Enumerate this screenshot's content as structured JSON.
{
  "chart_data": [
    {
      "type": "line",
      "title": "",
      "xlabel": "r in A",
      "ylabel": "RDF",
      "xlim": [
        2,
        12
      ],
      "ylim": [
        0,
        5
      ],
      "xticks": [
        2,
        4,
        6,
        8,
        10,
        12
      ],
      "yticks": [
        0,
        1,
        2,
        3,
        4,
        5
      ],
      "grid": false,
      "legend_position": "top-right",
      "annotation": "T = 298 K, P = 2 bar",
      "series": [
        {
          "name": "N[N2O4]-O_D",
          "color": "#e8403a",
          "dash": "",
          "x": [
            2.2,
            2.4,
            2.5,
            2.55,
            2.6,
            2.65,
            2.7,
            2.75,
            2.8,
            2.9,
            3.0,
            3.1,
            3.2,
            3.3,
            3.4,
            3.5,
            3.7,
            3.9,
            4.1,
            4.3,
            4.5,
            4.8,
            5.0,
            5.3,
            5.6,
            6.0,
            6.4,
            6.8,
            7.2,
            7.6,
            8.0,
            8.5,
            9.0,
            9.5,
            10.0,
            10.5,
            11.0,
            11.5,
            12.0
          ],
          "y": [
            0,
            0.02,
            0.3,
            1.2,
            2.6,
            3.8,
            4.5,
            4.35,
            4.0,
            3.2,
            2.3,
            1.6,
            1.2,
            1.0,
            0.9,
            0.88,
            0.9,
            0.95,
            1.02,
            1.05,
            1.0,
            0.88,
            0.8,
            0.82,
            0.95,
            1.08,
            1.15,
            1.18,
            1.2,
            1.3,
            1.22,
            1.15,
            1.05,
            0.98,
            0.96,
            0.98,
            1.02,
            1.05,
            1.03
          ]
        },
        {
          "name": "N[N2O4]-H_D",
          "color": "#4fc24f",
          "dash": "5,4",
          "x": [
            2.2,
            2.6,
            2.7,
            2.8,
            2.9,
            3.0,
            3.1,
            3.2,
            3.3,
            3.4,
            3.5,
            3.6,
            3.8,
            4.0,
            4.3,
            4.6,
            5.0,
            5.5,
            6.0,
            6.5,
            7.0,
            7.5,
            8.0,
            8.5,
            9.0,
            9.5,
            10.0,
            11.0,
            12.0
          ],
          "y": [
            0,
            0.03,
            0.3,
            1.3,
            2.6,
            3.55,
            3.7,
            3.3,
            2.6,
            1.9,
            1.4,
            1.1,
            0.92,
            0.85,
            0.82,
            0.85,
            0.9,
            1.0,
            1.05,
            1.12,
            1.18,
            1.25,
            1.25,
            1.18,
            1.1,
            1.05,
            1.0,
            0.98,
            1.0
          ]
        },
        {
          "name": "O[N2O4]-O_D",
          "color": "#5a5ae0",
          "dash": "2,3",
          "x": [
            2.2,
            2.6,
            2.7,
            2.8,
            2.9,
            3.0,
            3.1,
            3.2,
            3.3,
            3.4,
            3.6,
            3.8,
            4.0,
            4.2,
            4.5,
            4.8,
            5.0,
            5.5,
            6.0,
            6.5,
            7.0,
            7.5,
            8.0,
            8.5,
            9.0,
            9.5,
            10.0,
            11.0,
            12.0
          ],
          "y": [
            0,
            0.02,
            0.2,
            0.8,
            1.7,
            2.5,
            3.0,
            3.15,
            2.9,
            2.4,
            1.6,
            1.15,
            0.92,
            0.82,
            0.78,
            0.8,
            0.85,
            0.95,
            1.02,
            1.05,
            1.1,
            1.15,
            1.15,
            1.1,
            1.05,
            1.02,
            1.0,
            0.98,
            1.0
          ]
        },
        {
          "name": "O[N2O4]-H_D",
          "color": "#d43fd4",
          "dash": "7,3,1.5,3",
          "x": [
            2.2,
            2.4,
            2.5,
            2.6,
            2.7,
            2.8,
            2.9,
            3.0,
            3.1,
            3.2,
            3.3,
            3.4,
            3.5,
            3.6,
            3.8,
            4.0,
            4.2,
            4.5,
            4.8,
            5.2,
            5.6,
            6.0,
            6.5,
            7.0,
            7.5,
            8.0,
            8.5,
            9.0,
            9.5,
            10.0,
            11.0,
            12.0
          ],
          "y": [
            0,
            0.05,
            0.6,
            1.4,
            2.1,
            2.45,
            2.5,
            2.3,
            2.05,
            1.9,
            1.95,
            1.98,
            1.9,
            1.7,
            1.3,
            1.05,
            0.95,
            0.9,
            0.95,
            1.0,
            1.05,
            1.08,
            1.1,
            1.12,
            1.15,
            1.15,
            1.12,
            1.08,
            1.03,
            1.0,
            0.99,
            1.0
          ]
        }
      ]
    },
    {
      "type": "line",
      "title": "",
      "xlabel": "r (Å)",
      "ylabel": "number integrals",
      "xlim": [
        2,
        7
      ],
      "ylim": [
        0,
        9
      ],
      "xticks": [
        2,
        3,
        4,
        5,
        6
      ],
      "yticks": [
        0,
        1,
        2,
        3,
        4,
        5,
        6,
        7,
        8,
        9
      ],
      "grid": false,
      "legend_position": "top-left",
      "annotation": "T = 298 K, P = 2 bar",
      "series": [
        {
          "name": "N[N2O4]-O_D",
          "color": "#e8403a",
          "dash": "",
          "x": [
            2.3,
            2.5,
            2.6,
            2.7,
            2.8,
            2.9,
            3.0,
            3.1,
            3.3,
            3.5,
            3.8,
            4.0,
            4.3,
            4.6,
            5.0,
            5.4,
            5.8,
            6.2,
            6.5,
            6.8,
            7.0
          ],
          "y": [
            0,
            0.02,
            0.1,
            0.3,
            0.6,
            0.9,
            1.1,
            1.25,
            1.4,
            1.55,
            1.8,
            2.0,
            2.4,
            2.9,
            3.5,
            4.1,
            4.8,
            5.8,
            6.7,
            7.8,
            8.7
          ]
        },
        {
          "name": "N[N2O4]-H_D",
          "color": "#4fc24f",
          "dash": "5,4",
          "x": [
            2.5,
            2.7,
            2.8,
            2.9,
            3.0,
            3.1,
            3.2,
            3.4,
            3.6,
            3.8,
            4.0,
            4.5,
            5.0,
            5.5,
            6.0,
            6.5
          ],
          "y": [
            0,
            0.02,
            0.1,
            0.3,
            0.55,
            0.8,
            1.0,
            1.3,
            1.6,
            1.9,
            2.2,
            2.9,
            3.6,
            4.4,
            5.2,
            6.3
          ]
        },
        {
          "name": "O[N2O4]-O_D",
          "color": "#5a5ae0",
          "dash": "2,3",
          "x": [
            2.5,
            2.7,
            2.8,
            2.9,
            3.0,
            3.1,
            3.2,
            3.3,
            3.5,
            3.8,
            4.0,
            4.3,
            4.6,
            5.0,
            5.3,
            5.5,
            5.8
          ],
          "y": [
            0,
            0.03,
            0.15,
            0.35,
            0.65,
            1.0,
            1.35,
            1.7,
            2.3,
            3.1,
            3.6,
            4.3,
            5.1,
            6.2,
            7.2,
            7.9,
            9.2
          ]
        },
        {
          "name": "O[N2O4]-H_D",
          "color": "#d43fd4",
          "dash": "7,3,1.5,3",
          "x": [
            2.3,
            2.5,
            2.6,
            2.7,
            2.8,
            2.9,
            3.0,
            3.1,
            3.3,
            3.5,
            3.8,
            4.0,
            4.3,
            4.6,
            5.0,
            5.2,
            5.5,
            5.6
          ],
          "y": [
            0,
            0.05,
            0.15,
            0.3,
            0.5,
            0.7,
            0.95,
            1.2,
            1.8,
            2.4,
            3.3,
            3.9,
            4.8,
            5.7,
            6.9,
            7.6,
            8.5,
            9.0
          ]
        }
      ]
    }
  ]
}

━━━━━━

Each entry above needs to be retyped exactly.

Enumerate this screenshot's content as structured JSON.
{
  "chart_data": [
    {
      "type": "line",
      "title": "",
      "xlabel": "r in A",
      "ylabel": "RDF",
      "xlim": [
        2,
        12
      ],
      "ylim": [
        0,
        5
      ],
      "xticks": [
        2,
        4,
        6,
        8,
        10,
        12
      ],
      "yticks": [
        0,
        1,
        2,
        3,
        4,
        5
      ],
      "grid": false,
      "legend_position": "top-right",
      "annotation": "T = 298 K, P = 2 bar",
      "series": [
        {
          "name": "N[N2O4]-O_D",
          "color": "#e8403a",
          "dash": "",
          "x": [
            2.2,
            2.4,
            2.5,
            2.55,
            2.6,
            2.65,
            2.7,
            2.75,
            2.8,
            2.9,
            3.0,
            3.1,
            3.2,
            3.3,
            3.4,
            3.5,
            3.7,
            3.9,
            4.1,
            4.3,
            4.5,
            4.8,
            5.0,
            5.3,
            5.6,
            6.0,
            6.4,
            6.8,
            7.2,
            7.6,
            8.0,
            8.5,
            9.0,
            9.5,
            10.0,
            10.5,
            11.0,
            11.5,
            12.0
          ],
          "y": [
            0,
            0.02,
            0.3,
            1.2,
            2.6,
            3.8,
            4.5,
            4.35,
            4.0,
            3.2,
            2.3,
            1.6,
            1.2,
            1.0,
            0.9,
            0.88,
            0.9,
            0.95,
            1.02,
            1.05,
            1.0,
            0.88,
            0.8,
            0.82,
            0.95,
            1.08,
            1.15,
            1.18,
            1.2,
            1.3,
            1.22,
            1.15,
            1.05,
            0.98,
            0.96,
            0.98,
            1.02,
            1.05,
            1.03
          ]
        },
        {
          "name": "N[N2O4]-H_D",
          "color": "#4fc24f",
          "dash": "5,4",
          "x": [
            2.2,
            2.6,
            2.7,
            2.8,
            2.9,
            3.0,
            3.1,
            3.2,
            3.3,
            3.4,
            3.5,
            3.6,
            3.8,
            4.0,
            4.3,
            4.6,
            5.0,
            5.5,
            6.0,
            6.5,
            7.0,
            7.5,
            8.0,
            8.5,
            9.0,
            9.5,
            10.0,
            11.0,
            12.0
          ],
          "y": [
            0,
            0.03,
            0.3,
            1.3,
            2.6,
            3.55,
            3.7,
            3.3,
            2.6,
            1.9,
            1.4,
            1.1,
            0.92,
            0.85,
            0.82,
            0.85,
            0.9,
            1.0,
            1.05,
            1.12,
            1.18,
            1.25,
            1.25,
            1.18,
            1.1,
            1.05,
            1.0,
            0.98,
            1.0
          ]
        },
        {
          "name": "O[N2O4]-O_D",
          "color": "#5a5ae0",
          "dash": "2,3",
          "x": [
            2.2,
            2.6,
            2.7,
            2.8,
            2.9,
            3.0,
            3.1,
            3.2,
            3.3,
            3.4,
            3.6,
            3.8,
            4.0,
            4.2,
            4.5,
            4.8,
            5.0,
            5.5,
            6.0,
            6.5,
            7.0,
            7.5,
            8.0,
            8.5,
            9.0,
            9.5,
            10.0,
            11.0,
            12.0
          ],
          "y": [
            0,
            0.02,
            0.2,
            0.8,
            1.7,
            2.5,
            3.0,
            3.15,
            2.9,
            2.4,
            1.6,
            1.15,
            0.92,
            0.82,
            0.78,
            0.8,
            0.85,
            0.95,
            1.02,
            1.05,
            1.1,
            1.15,
            1.15,
            1.1,
            1.05,
            1.02,
            1.0,
            0.98,
            1.0
          ]
        },
        {
          "name": "O[N2O4]-H_D",
          "color": "#d43fd4",
          "dash": "7,3,1.5,3",
          "x": [
            2.2,
            2.4,
            2.5,
            2.6,
            2.7,
            2.8,
            2.9,
            3.0,
            3.1,
            3.2,
            3.3,
            3.4,
            3.5,
            3.6,
            3.8,
            4.0,
            4.2,
            4.5,
            4.8,
            5.2,
            5.6,
            6.0,
            6.5,
            7.0,
            7.5,
            8.0,
            8.5,
            9.0,
            9.5,
            10.0,
            11.0,
            12.0
          ],
          "y": [
            0,
            0.05,
            0.6,
            1.4,
            2.1,
            2.45,
            2.5,
            2.3,
            2.05,
            1.9,
            1.95,
            1.98,
            1.9,
            1.7,
            1.3,
            1.05,
            0.95,
            0.9,
            0.95,
            1.0,
            1.05,
            1.08,
            1.1,
            1.12,
            1.15,
            1.15,
            1.12,
            1.08,
            1.03,
            1.0,
            0.99,
            1.0
          ]
        }
      ]
    },
    {
      "type": "line",
      "title": "",
      "xlabel": "r (Å)",
      "ylabel": "number integrals",
      "xlim": [
        2,
        7
      ],
      "ylim": [
        0,
        9
      ],
      "xticks": [
        2,
        3,
        4,
        5,
        6
      ],
      "yticks": [
        0,
        1,
        2,
        3,
        4,
        5,
        6,
        7,
        8,
        9
      ],
      "grid": false,
      "legend_position": "top-left",
      "annotation": "T = 298 K, P = 2 bar",
      "series": [
        {
          "name": "N[N2O4]-O_D",
          "color": "#e8403a",
          "dash": "",
          "x": [
            2.3,
            2.5,
            2.6,
            2.7,
            2.8,
            2.9,
            3.0,
            3.1,
            3.3,
            3.5,
            3.8,
            4.0,
            4.3,
            4.6,
            5.0,
            5.4,
            5.8,
            6.2,
            6.5,
            6.8,
            7.0
          ],
          "y": [
            0,
            0.02,
            0.1,
            0.3,
            0.6,
            0.9,
            1.1,
            1.25,
            1.4,
            1.55,
            1.8,
            2.0,
            2.4,
            2.9,
            3.5,
            4.1,
            4.8,
            5.8,
            6.7,
            7.8,
            8.7
          ]
        },
        {
          "name": "N[N2O4]-H_D",
          "color": "#4fc24f",
          "dash": "5,4",
          "x": [
            2.5,
            2.7,
            2.8,
            2.9,
            3.0,
            3.1,
            3.2,
            3.4,
            3.6,
            3.8,
            4.0,
            4.5,
            5.0,
            5.5,
            6.0,
            6.5
          ],
          "y": [
            0,
            0.02,
            0.1,
            0.3,
            0.55,
            0.8,
            1.0,
            1.3,
            1.6,
            1.9,
            2.2,
            2.9,
            3.6,
            4.4,
            5.2,
            6.3
          ]
        },
        {
          "name": "O[N2O4]-O_D",
          "color": "#5a5ae0",
          "dash": "2,3",
          "x": [
            2.5,
            2.7,
            2.8,
            2.9,
            3.0,
            3.1,
            3.2,
            3.3,
            3.5,
            3.8,
            4.0,
            4.3,
            4.6,
            5.0,
            5.3,
            5.5,
            5.8
          ],
          "y": [
            0,
            0.03,
            0.15,
            0.35,
            0.65,
            1.0,
            1.35,
            1.7,
            2.3,
            3.1,
            3.6,
            4.3,
            5.1,
            6.2,
            7.2,
            7.9,
            9.2
          ]
        },
        {
          "name": "O[N2O4]-H_D",
          "color": "#d43fd4",
          "dash": "7,3,1.5,3",
          "x": [
            2.3,
            2.5,
            2.6,
            2.7,
            2.8,
            2.9,
            3.0,
            3.1,
            3.3,
            3.5,
            3.8,
            4.0,
            4.3,
            4.6,
            5.0,
            5.2,
            5.5,
            5.6
          ],
          "y": [
            0,
            0.05,
            0.15,
            0.3,
            0.5,
            0.7,
            0.95,
            1.2,
            1.8,
            2.4,
            3.3,
            3.9,
            4.8,
            5.7,
            6.9,
            7.6,
            8.5,
            9.0
          ]
        }
      ]
    }
  ]
}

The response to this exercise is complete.